(Extracted data entries)
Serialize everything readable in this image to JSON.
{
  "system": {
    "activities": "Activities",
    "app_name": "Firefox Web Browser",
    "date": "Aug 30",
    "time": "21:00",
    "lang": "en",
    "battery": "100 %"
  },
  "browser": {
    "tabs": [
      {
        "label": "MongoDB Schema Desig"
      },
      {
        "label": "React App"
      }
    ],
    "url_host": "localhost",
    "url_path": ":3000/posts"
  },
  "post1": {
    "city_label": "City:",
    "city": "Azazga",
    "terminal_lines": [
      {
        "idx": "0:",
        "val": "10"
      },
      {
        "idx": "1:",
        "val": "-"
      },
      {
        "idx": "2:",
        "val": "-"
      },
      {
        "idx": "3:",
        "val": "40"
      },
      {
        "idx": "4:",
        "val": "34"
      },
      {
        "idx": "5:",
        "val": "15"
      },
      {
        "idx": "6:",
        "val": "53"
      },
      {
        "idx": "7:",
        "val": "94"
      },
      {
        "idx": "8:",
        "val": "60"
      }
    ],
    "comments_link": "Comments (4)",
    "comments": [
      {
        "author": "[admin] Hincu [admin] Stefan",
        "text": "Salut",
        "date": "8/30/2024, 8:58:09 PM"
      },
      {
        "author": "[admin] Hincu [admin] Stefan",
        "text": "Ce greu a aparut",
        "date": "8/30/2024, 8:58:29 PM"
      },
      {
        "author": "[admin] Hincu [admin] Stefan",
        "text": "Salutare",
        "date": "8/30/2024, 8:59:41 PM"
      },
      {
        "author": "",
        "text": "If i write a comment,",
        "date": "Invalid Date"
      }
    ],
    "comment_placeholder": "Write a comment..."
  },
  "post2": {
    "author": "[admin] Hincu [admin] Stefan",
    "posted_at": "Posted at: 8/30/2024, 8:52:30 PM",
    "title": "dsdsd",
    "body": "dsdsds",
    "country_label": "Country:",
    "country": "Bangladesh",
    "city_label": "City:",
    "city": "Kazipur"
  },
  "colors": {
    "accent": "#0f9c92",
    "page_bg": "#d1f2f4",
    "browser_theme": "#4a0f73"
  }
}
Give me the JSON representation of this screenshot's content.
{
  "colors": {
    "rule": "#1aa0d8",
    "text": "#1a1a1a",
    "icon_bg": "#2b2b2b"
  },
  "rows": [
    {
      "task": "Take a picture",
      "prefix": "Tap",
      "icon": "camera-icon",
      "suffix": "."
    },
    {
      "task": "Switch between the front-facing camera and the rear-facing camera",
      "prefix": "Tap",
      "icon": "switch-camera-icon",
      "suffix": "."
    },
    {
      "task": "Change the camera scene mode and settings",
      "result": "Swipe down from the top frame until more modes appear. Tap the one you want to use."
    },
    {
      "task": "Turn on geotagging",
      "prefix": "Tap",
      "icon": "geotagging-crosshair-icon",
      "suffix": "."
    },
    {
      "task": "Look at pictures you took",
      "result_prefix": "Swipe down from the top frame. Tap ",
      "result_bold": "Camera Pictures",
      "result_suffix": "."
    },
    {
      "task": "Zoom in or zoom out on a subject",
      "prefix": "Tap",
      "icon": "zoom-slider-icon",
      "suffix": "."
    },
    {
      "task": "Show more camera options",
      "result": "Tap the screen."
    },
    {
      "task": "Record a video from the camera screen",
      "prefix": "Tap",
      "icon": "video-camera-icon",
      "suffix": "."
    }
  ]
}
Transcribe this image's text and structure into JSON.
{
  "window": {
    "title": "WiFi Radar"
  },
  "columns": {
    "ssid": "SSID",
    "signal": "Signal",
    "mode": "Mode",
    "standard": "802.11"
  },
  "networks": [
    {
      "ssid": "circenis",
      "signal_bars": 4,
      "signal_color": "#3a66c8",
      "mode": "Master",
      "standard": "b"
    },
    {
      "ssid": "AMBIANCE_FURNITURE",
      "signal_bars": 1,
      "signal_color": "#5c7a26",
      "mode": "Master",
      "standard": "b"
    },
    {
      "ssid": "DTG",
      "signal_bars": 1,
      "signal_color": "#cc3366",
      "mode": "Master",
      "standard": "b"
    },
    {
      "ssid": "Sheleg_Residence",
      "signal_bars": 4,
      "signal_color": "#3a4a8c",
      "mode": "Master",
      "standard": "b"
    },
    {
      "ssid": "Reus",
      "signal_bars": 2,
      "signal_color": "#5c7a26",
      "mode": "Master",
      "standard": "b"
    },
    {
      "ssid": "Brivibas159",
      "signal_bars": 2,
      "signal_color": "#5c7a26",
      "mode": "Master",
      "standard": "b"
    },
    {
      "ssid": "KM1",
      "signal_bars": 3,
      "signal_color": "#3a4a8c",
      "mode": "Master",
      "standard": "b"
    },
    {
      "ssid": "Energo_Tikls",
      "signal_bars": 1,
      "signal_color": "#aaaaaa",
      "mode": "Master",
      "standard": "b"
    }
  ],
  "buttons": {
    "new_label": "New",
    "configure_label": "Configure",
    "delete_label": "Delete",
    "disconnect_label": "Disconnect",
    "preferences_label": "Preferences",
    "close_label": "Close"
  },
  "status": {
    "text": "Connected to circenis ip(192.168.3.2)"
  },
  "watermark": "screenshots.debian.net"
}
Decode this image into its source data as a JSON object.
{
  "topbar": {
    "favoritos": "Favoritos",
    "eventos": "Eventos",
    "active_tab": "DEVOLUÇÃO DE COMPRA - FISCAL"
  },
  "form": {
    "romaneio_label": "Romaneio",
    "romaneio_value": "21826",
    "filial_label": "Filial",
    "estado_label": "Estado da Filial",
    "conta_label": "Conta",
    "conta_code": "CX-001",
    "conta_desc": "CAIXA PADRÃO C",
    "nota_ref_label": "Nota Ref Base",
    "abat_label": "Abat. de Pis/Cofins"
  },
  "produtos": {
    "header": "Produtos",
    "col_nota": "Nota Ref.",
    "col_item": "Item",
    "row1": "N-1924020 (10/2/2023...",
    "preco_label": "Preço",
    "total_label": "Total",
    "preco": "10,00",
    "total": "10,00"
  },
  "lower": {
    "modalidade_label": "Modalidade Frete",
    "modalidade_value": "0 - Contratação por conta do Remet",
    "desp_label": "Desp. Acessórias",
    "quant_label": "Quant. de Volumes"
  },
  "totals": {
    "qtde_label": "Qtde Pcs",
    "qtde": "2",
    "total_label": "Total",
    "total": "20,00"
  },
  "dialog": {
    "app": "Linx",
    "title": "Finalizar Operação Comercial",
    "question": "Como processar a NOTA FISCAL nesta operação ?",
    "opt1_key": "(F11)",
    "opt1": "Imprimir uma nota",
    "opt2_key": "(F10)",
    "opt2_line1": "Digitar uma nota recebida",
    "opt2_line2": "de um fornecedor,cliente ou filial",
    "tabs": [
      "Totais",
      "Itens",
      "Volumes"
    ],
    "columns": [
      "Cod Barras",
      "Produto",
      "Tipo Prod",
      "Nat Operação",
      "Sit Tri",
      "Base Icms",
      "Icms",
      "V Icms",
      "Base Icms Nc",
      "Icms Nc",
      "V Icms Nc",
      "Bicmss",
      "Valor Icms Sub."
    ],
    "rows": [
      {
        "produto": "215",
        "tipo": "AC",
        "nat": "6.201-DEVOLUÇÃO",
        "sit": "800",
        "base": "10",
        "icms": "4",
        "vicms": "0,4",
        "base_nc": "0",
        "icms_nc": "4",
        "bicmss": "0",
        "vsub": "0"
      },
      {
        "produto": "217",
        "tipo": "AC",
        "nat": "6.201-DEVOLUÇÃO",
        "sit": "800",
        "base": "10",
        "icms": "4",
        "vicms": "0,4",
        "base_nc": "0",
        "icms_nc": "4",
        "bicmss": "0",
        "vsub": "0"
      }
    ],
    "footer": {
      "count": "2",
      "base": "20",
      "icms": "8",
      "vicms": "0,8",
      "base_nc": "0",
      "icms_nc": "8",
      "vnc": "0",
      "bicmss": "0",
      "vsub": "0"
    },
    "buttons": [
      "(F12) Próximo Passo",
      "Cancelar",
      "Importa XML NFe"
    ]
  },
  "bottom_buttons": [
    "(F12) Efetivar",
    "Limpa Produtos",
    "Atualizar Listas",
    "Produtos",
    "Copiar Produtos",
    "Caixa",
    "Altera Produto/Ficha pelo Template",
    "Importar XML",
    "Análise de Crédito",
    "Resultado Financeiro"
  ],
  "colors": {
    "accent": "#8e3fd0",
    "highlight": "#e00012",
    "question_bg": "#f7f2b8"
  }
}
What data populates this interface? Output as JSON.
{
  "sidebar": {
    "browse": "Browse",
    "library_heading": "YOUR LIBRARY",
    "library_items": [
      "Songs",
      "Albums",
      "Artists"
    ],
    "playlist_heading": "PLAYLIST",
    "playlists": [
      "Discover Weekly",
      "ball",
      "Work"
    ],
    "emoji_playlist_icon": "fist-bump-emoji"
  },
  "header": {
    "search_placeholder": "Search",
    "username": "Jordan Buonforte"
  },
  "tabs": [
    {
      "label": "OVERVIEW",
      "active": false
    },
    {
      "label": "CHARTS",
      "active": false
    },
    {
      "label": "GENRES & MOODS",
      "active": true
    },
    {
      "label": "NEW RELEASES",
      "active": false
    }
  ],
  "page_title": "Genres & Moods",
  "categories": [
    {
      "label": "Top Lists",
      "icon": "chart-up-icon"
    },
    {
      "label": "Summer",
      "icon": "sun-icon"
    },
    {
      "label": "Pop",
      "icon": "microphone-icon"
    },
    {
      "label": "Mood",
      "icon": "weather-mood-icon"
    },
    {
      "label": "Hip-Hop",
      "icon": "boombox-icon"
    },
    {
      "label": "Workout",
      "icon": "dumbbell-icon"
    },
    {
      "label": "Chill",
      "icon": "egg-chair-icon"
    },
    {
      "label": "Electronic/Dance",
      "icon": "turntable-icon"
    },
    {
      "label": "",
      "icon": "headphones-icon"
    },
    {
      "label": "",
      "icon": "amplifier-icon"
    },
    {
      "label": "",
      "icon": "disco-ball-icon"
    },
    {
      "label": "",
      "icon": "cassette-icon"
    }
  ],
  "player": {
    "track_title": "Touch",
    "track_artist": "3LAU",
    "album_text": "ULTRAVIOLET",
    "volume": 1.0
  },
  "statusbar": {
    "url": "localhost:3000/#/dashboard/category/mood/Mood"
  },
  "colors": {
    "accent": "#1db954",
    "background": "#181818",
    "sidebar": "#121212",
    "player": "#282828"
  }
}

**WORK INSTRUCTIONS:**
In the records, locate each line holding the string "localhost" and copy it.

**ANSWER TO THIS TASK:**
    "url_host": "localhost",
    "url": "localhost:3000/#/dashboard/category/mood/Mood"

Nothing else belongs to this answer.